TO BE DONE:
Below are some records. How many of their lines contain the string "TradingView"? Give the number only.

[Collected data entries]
- - -

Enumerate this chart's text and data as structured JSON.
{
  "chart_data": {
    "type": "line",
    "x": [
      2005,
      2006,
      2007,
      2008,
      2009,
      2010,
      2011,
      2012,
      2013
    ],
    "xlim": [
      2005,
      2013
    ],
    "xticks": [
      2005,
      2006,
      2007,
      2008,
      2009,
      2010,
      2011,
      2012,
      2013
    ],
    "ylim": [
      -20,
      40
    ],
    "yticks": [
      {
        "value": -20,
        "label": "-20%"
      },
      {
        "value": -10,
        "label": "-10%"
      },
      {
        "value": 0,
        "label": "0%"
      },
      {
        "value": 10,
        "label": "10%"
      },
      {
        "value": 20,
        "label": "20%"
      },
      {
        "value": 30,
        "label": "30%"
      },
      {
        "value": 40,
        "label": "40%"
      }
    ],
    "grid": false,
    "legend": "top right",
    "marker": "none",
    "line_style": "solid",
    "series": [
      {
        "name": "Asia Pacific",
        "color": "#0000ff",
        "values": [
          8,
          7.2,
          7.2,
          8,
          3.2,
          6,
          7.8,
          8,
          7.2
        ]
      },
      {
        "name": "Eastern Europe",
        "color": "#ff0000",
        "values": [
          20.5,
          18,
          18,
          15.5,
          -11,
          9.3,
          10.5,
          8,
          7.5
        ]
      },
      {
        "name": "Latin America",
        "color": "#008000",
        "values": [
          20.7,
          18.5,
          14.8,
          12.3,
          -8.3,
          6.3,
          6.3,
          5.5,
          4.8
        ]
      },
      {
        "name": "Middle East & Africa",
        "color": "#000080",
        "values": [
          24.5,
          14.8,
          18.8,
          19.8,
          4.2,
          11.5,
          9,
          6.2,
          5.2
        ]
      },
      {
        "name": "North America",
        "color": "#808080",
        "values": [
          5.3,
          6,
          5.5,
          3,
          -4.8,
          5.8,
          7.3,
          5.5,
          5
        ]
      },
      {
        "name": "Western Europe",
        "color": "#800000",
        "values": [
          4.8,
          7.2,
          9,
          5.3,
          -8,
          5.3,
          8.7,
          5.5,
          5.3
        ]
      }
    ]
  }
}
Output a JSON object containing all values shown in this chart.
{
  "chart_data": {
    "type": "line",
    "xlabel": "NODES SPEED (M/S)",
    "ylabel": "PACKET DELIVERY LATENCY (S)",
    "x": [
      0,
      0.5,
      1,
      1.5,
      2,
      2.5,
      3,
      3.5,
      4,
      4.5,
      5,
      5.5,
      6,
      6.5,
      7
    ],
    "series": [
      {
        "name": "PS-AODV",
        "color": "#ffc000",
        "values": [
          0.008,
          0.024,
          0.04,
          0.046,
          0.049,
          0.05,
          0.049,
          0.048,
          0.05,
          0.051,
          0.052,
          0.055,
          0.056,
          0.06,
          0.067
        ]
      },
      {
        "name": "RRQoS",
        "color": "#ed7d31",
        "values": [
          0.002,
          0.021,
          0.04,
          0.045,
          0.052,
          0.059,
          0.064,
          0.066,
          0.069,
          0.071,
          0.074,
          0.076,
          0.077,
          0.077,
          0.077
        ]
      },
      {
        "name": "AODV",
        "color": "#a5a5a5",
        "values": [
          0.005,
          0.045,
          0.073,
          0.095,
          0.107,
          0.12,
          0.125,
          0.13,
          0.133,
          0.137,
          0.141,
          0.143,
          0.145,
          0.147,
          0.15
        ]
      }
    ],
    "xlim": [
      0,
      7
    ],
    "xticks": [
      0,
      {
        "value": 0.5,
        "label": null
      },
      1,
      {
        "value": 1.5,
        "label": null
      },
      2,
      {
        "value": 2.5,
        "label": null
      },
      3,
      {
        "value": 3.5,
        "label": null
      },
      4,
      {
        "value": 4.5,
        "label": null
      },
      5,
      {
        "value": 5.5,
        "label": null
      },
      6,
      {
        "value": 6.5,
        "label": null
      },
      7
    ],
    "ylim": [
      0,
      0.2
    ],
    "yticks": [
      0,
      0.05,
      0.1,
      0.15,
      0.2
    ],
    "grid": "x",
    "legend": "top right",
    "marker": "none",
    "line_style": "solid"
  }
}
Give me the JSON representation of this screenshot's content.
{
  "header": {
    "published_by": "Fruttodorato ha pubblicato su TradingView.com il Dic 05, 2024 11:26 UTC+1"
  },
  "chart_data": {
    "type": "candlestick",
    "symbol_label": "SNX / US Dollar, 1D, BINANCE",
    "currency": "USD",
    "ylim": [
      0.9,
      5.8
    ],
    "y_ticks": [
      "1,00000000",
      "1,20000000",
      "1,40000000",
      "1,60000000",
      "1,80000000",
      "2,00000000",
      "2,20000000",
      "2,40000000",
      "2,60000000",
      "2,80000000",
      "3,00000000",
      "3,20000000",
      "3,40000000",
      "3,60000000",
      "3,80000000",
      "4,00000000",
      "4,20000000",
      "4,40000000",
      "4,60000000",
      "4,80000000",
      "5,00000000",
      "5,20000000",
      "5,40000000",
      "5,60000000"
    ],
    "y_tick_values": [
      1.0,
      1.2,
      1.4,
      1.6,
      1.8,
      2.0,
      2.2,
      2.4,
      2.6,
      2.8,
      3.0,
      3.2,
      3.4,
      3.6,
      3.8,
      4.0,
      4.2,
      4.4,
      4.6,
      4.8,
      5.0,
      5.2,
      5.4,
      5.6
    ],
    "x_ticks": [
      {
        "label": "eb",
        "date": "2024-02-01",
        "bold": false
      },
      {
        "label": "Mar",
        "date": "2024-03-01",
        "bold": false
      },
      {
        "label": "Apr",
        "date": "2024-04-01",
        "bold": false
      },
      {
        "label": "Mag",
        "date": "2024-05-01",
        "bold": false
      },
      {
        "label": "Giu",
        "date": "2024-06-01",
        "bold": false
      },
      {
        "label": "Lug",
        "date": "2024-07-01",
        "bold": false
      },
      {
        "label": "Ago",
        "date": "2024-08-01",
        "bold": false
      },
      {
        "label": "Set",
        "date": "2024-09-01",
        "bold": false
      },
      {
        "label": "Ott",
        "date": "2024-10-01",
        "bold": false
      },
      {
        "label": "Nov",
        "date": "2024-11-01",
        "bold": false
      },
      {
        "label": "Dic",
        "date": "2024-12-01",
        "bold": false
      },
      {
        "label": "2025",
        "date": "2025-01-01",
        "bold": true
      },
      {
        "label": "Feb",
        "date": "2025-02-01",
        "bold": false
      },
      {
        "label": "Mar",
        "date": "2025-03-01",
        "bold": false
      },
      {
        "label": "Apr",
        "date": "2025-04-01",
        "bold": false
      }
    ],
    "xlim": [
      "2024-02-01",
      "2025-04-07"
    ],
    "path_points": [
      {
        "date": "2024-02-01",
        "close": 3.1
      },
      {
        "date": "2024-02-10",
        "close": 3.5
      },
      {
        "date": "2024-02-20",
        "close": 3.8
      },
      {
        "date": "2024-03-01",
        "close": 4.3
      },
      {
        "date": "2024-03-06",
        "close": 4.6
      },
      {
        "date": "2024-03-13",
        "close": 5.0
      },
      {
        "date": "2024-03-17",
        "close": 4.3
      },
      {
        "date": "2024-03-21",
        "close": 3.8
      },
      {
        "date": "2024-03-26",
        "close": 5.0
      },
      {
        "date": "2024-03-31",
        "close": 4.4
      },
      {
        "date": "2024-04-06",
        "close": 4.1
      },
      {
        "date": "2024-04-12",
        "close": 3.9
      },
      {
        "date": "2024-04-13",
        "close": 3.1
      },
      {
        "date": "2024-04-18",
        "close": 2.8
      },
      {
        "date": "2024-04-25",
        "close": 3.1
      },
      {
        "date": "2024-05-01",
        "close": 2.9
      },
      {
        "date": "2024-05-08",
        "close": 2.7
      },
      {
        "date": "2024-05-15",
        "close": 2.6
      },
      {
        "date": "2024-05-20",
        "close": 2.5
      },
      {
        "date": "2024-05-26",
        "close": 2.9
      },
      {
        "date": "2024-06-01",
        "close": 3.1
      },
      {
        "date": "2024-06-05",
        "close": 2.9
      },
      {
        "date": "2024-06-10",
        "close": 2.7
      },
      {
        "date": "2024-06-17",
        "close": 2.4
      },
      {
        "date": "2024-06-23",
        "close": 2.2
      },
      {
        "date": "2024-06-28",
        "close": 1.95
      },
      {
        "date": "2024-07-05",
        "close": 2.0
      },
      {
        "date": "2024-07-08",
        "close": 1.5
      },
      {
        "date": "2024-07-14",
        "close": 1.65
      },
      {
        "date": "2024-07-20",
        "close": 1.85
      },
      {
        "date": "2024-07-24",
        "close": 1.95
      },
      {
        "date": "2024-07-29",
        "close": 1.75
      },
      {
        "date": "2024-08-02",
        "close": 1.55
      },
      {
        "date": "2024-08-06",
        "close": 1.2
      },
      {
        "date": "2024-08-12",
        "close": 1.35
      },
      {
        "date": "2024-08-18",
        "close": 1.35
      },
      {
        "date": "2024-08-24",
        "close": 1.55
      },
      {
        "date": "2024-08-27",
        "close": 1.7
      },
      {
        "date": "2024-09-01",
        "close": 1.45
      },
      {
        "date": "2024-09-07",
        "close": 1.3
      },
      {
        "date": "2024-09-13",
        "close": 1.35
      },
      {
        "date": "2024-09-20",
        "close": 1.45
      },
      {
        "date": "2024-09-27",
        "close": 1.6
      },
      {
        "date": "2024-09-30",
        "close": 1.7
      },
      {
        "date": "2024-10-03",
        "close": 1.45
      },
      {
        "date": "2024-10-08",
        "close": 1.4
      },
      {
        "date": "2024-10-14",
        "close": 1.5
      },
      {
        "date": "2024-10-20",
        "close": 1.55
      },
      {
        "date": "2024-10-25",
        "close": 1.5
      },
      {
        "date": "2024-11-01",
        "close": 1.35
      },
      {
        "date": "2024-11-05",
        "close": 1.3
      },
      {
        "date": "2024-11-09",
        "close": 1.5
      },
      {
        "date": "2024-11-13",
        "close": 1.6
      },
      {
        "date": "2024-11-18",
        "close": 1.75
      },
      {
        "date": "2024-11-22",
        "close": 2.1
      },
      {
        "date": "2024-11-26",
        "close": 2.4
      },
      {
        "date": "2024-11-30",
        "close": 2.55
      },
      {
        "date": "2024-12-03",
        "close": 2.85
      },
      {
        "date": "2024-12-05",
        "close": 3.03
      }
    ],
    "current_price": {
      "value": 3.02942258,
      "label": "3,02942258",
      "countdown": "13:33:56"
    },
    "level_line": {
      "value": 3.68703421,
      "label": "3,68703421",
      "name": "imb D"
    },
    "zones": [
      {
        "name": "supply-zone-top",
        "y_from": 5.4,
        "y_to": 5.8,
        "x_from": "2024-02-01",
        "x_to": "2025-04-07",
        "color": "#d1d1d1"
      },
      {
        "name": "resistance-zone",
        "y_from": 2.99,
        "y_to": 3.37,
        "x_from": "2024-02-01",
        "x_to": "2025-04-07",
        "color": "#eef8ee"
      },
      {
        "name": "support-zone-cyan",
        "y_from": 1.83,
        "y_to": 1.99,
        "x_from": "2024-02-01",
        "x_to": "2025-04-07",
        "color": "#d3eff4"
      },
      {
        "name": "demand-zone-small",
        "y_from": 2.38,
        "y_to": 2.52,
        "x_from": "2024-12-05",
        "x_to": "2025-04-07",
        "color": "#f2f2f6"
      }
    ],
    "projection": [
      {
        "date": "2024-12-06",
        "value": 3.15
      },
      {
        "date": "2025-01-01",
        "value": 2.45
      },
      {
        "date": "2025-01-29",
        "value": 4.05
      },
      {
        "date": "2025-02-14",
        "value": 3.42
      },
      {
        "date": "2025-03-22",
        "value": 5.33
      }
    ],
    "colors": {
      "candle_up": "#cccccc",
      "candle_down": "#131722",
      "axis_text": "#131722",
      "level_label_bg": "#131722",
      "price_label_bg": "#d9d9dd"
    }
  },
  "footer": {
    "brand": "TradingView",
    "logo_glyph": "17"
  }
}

- - -

SOLUTION TO THIS EXERCISE:
2